**Dataset content**

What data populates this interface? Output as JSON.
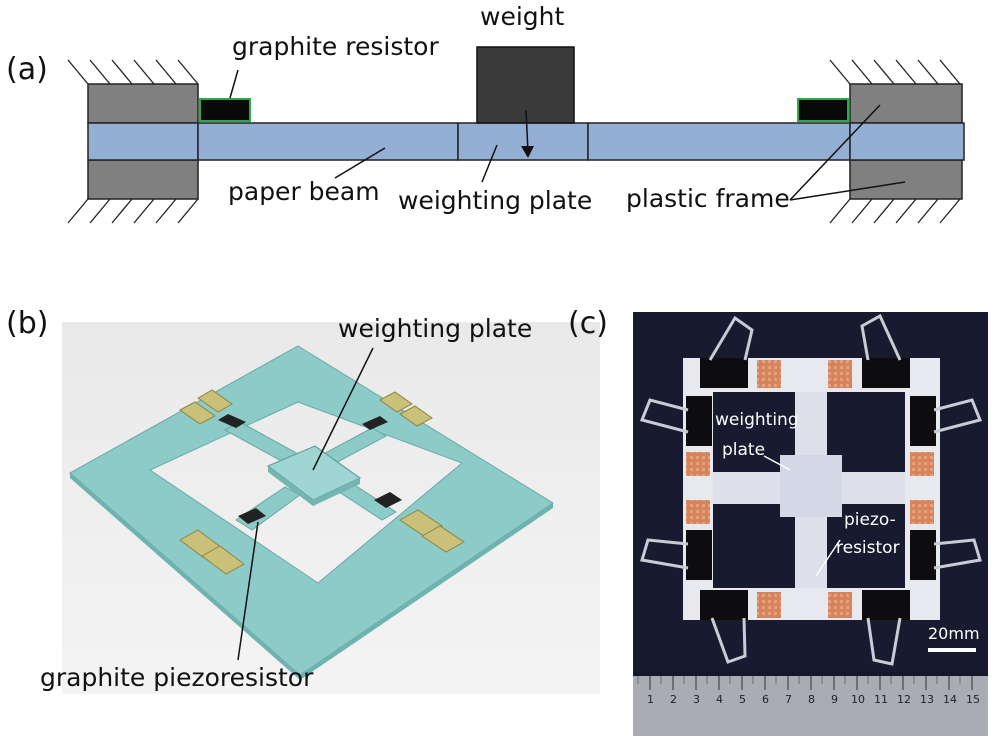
{
  "panel_a": {
    "tag": "(a)",
    "labels": {
      "weight": "weight",
      "graphite_resistor": "graphite resistor",
      "paper_beam": "paper beam",
      "weighting_plate": "weighting plate",
      "plastic_frame": "plastic frame"
    }
  },
  "panel_b": {
    "tag": "(b)",
    "labels": {
      "weighting_plate": "weighting plate",
      "graphite_piezoresistor": "graphite piezoresistor"
    }
  },
  "panel_c": {
    "tag": "(c)",
    "labels": {
      "weighting_plate_line1": "weighting",
      "weighting_plate_line2": "plate",
      "piezoresistor_line1": "piezo-",
      "piezoresistor_line2": "resistor",
      "scale_bar": "20mm"
    },
    "ruler_numbers": [
      "1",
      "2",
      "3",
      "4",
      "5",
      "6",
      "7",
      "8",
      "9",
      "10",
      "11",
      "12",
      "13",
      "14",
      "15"
    ]
  },
  "colors": {
    "beam": "#94afd4",
    "clamp": "#808080",
    "weight": "#3a3a3a",
    "resistor": "#0a0a0a",
    "resistor_edge": "#2aa84a",
    "board": "#8ccbc8",
    "pad": "#c9c07a",
    "photo_bg": "#15172a",
    "copper": "#d6845c"
  }
}
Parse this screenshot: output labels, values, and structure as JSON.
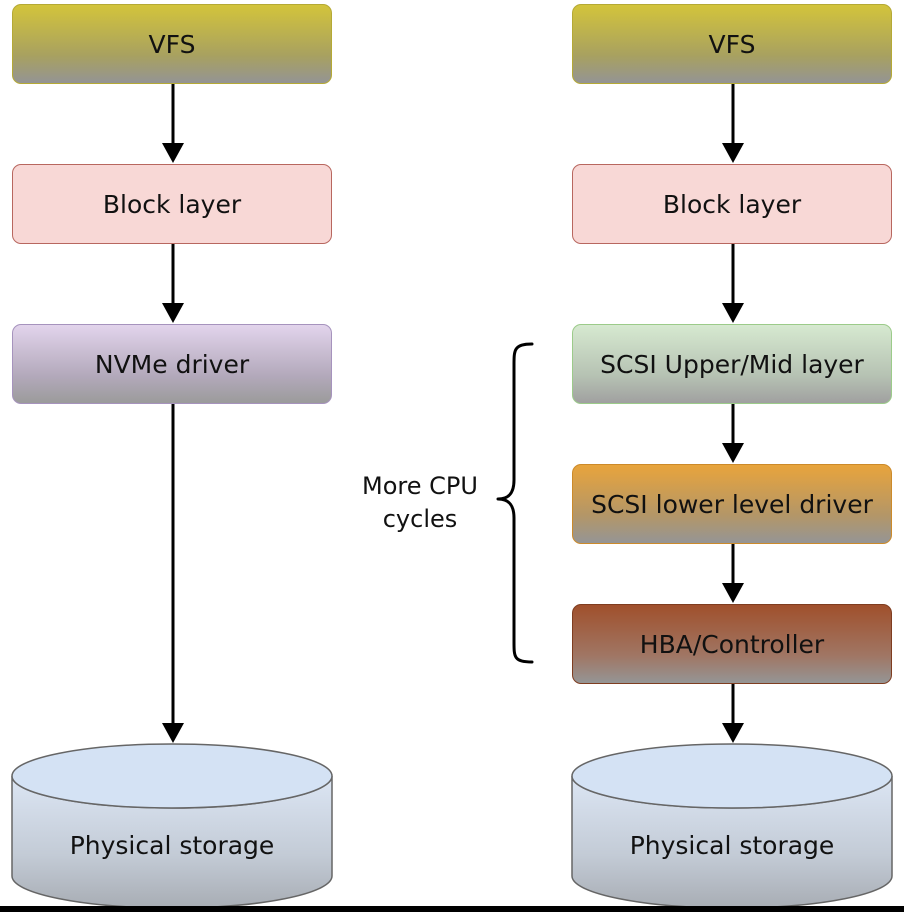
{
  "left_stack": {
    "vfs": "VFS",
    "block_layer": "Block layer",
    "nvme_driver": "NVMe driver",
    "storage": "Physical storage"
  },
  "right_stack": {
    "vfs": "VFS",
    "block_layer": "Block layer",
    "scsi_upper_mid": "SCSI Upper/Mid layer",
    "scsi_lower": "SCSI lower level driver",
    "hba": "HBA/Controller",
    "storage": "Physical storage"
  },
  "annotation": {
    "line1": "More CPU",
    "line2": "cycles"
  },
  "colors": {
    "vfs": "#d3c43b",
    "block_layer": "#f8d8d6",
    "nvme_driver": "#e2d4ec",
    "scsi_upper_mid": "#d6e9d0",
    "scsi_lower": "#e8a43c",
    "hba": "#a0502c",
    "storage": "#d4e2f4"
  }
}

**Requirements**
Please repeat the entries exactly. Do not include the pictures.

**Complete response**
What data populates this interface? Output as JSON.
{
  "panel_a": {
    "tag": "(a)",
    "labels": {
      "weight": "weight",
      "graphite_resistor": "graphite resistor",
      "paper_beam": "paper beam",
      "weighting_plate": "weighting plate",
      "plastic_frame": "plastic frame"
    }
  },
  "panel_b": {
    "tag": "(b)",
    "labels": {
      "weighting_plate": "weighting plate",
      "graphite_piezoresistor": "graphite piezoresistor"
    }
  },
  "panel_c": {
    "tag": "(c)",
    "labels": {
      "weighting_plate_line1": "weighting",
      "weighting_plate_line2": "plate",
      "piezoresistor_line1": "piezo-",
      "piezoresistor_line2": "resistor",
      "scale_bar": "20mm"
    },
    "ruler_numbers": [
      "1",
      "2",
      "3",
      "4",
      "5",
      "6",
      "7",
      "8",
      "9",
      "10",
      "11",
      "12",
      "13",
      "14",
      "15"
    ]
  },
  "colors": {
    "beam": "#94afd4",
    "clamp": "#808080",
    "weight": "#3a3a3a",
    "resistor": "#0a0a0a",
    "resistor_edge": "#2aa84a",
    "board": "#8ccbc8",
    "pad": "#c9c07a",
    "photo_bg": "#15172a",
    "copper": "#d6845c"
  }
}
Parse this screenshot: output labels, values, and structure as JSON.
{
  "left_stack": {
    "vfs": "VFS",
    "block_layer": "Block layer",
    "nvme_driver": "NVMe driver",
    "storage": "Physical storage"
  },
  "right_stack": {
    "vfs": "VFS",
    "block_layer": "Block layer",
    "scsi_upper_mid": "SCSI Upper/Mid layer",
    "scsi_lower": "SCSI lower level driver",
    "hba": "HBA/Controller",
    "storage": "Physical storage"
  },
  "annotation": {
    "line1": "More CPU",
    "line2": "cycles"
  },
  "colors": {
    "vfs": "#d3c43b",
    "block_layer": "#f8d8d6",
    "nvme_driver": "#e2d4ec",
    "scsi_upper_mid": "#d6e9d0",
    "scsi_lower": "#e8a43c",
    "hba": "#a0502c",
    "storage": "#d4e2f4"
  }
}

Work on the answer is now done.